* _AIM OF THE EXERCISE_
Find the lines with "selected" in them and copy them out.

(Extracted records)
[start]

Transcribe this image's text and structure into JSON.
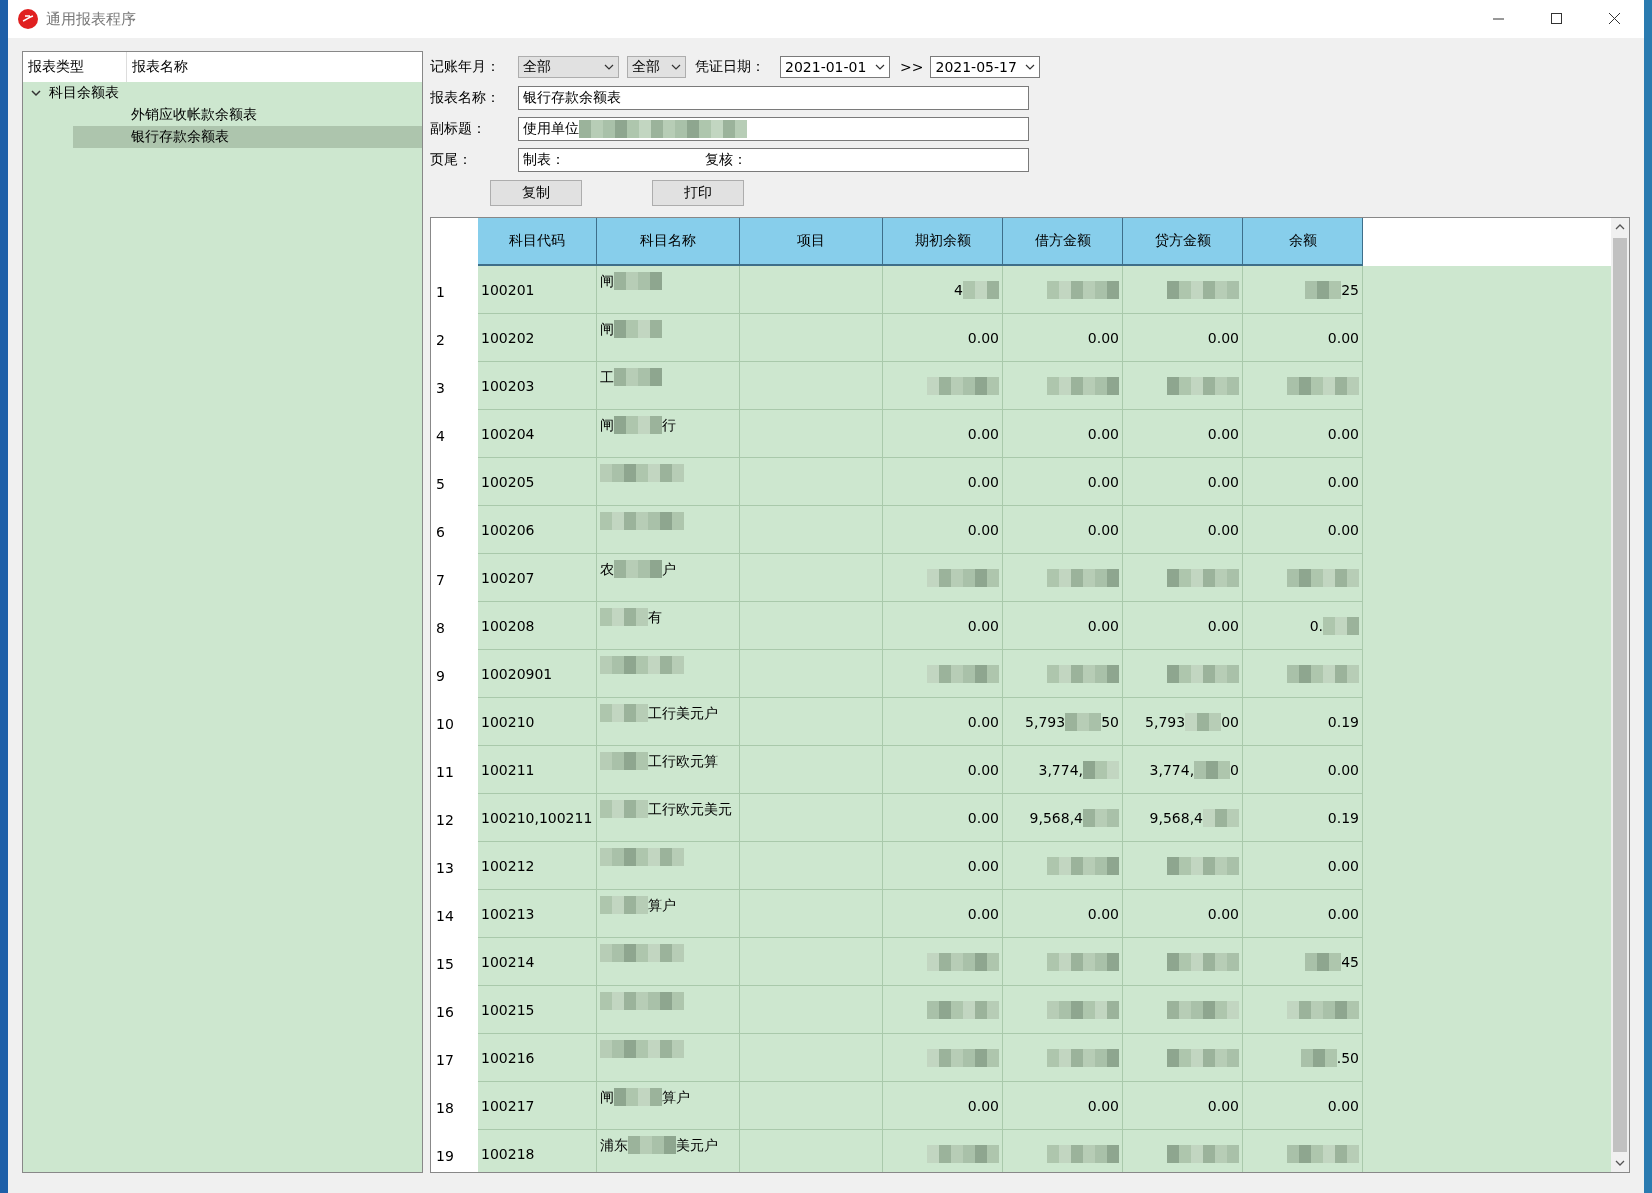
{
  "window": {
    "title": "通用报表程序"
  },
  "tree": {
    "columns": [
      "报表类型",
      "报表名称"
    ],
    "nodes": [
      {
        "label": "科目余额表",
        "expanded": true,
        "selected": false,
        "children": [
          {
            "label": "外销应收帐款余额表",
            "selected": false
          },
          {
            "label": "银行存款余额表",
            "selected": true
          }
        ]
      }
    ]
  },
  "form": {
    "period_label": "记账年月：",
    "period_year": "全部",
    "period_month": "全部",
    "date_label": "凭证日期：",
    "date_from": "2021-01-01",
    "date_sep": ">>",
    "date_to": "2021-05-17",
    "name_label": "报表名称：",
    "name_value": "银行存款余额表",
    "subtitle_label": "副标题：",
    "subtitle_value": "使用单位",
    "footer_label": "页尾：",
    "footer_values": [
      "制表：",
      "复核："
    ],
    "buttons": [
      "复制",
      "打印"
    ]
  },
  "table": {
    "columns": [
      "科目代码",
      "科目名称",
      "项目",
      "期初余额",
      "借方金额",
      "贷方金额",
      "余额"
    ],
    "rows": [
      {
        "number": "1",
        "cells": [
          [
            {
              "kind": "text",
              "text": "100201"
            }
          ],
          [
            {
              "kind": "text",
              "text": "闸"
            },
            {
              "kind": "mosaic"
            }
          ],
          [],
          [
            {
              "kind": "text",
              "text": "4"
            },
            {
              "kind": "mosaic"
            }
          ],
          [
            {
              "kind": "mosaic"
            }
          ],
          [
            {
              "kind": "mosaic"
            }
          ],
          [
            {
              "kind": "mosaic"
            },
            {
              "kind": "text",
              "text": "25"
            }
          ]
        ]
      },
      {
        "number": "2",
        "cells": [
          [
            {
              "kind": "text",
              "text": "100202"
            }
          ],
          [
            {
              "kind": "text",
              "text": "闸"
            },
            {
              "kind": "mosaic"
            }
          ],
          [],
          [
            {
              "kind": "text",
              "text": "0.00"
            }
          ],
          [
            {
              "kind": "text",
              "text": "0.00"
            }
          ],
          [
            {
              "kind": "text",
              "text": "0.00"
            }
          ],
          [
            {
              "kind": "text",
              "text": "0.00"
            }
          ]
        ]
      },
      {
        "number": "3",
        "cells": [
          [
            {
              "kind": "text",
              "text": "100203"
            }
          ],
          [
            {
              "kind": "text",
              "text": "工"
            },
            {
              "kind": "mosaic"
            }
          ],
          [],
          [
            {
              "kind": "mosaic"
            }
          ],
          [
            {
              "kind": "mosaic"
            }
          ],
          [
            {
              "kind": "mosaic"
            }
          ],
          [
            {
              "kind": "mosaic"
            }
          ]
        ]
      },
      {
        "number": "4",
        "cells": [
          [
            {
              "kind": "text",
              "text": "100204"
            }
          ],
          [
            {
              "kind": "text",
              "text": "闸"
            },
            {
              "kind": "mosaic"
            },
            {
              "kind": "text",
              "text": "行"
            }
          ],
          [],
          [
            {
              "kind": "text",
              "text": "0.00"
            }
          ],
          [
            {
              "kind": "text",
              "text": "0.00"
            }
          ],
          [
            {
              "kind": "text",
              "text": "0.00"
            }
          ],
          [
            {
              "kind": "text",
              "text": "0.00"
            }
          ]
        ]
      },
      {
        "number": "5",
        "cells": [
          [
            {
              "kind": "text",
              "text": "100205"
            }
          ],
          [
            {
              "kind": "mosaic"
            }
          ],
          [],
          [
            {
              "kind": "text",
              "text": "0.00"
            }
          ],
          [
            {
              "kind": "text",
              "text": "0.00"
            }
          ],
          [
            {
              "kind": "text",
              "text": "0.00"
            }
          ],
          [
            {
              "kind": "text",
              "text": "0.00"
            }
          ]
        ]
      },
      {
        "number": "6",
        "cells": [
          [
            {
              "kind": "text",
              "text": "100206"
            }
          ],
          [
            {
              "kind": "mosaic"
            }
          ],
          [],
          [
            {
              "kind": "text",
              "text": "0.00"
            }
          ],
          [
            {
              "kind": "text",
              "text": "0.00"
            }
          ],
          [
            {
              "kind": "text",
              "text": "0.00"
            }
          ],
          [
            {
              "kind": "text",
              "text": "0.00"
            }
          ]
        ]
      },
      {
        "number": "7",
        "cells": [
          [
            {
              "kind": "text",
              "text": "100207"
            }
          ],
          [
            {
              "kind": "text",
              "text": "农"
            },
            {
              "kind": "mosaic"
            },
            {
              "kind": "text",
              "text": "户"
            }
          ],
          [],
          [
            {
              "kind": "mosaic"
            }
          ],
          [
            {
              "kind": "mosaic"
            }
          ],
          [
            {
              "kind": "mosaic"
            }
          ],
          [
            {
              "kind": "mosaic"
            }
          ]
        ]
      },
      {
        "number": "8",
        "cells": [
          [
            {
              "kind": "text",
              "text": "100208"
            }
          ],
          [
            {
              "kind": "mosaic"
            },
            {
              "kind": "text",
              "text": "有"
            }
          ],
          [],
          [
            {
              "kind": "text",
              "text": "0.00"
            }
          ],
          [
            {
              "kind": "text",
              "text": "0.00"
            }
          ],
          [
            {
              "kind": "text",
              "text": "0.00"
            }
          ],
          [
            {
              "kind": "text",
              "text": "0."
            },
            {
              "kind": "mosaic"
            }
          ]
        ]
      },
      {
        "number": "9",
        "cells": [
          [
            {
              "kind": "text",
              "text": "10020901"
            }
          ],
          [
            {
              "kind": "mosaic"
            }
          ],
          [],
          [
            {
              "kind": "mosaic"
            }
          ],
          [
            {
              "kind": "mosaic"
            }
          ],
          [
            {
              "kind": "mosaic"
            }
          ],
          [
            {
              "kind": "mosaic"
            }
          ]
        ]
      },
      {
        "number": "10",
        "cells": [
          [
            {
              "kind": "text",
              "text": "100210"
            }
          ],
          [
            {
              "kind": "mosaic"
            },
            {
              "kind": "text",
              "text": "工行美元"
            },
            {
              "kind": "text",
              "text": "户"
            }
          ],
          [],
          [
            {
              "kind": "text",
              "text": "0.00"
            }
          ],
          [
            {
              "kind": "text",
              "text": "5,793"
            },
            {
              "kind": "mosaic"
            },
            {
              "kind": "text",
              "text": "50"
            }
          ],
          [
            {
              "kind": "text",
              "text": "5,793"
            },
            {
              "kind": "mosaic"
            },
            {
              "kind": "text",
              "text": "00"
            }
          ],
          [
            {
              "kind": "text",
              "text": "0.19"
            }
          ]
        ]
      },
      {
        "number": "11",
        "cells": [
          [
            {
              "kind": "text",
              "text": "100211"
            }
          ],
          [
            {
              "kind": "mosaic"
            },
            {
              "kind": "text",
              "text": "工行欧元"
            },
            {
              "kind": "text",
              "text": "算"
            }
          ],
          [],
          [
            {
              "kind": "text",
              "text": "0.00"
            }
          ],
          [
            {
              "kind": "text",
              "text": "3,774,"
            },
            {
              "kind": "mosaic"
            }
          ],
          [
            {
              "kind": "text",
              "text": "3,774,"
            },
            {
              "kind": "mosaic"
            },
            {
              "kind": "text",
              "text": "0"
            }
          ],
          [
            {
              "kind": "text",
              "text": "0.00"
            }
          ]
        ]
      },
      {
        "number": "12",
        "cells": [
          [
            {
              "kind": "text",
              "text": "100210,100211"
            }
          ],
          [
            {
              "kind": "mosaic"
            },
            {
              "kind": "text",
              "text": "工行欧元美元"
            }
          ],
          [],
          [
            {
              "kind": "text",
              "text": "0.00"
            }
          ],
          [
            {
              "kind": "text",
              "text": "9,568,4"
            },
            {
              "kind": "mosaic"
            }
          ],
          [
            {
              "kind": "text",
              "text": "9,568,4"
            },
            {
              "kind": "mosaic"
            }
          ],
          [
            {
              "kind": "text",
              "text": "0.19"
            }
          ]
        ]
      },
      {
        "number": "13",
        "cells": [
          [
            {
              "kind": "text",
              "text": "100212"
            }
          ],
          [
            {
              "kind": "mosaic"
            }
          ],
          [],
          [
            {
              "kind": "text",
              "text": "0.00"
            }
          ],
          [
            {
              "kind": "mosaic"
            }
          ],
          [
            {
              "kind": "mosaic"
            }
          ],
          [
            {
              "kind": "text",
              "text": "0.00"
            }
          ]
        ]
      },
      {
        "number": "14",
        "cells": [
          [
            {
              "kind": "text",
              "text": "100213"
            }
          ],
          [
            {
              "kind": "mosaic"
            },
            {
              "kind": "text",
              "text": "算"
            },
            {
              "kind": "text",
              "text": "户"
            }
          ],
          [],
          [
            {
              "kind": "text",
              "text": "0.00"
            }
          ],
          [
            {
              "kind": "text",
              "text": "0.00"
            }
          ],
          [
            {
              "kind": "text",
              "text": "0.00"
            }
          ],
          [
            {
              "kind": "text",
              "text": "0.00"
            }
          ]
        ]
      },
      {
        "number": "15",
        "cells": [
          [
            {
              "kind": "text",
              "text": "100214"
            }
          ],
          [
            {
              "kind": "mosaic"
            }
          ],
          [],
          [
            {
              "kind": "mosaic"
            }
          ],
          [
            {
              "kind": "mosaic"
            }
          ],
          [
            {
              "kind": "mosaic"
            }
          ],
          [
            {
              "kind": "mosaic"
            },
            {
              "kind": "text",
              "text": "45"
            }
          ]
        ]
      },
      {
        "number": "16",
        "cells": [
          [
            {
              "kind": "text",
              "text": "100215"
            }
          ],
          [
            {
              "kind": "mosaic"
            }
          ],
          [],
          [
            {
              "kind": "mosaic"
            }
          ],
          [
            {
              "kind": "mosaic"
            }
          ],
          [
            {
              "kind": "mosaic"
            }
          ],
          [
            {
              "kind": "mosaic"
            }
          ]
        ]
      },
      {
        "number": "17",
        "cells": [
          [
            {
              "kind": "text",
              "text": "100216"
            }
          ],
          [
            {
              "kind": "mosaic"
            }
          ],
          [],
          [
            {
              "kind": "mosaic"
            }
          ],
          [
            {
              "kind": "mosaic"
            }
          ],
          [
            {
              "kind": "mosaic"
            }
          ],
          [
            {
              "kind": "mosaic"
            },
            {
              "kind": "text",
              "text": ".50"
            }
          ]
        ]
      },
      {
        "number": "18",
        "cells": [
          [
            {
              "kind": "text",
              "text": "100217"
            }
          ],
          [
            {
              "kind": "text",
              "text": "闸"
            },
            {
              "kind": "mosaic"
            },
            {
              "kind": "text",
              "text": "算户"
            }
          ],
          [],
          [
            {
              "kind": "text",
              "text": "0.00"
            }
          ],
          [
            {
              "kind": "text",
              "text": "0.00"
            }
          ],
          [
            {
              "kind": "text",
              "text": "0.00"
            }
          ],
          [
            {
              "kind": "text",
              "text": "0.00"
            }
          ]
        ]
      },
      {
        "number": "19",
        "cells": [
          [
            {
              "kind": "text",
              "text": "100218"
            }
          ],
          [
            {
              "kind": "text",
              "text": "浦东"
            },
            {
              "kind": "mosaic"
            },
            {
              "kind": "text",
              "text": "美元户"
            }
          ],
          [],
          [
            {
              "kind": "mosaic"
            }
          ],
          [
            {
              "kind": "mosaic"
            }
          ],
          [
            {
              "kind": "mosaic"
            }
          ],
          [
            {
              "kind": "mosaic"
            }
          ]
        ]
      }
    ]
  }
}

[end]

* _WRITTEN SOLUTION_
        "selected": false,
            "selected": false
            "selected": true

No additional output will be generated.